• Short problem:
Look for the string "name" in the lines and copy each line that has it.

==========

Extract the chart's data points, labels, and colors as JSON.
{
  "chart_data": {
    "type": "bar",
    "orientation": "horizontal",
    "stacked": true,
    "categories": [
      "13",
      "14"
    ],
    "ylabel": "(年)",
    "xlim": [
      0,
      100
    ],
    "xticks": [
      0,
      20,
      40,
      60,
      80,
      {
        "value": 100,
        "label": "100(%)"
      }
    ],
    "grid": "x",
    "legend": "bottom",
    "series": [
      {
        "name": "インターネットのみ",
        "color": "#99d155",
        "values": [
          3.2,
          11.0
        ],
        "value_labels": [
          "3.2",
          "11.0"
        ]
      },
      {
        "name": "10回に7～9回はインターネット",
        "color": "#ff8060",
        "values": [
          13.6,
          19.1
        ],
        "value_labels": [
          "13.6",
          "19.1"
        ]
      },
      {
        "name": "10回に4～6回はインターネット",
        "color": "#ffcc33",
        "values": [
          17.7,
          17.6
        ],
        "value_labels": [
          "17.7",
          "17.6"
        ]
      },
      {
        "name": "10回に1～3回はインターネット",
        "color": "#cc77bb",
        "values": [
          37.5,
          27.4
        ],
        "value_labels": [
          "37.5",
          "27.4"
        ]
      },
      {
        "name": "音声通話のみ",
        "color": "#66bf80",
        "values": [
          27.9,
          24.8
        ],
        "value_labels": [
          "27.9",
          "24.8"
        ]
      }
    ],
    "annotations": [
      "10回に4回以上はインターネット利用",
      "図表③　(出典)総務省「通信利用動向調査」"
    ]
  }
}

==========

• Response to the exercise:
        "name": "インターネットのみ",
        "name": "10回に7～9回はインターネット",
        "name": "10回に4～6回はインターネット",
        "name": "10回に1～3回はインターネット",
        "name": "音声通話のみ",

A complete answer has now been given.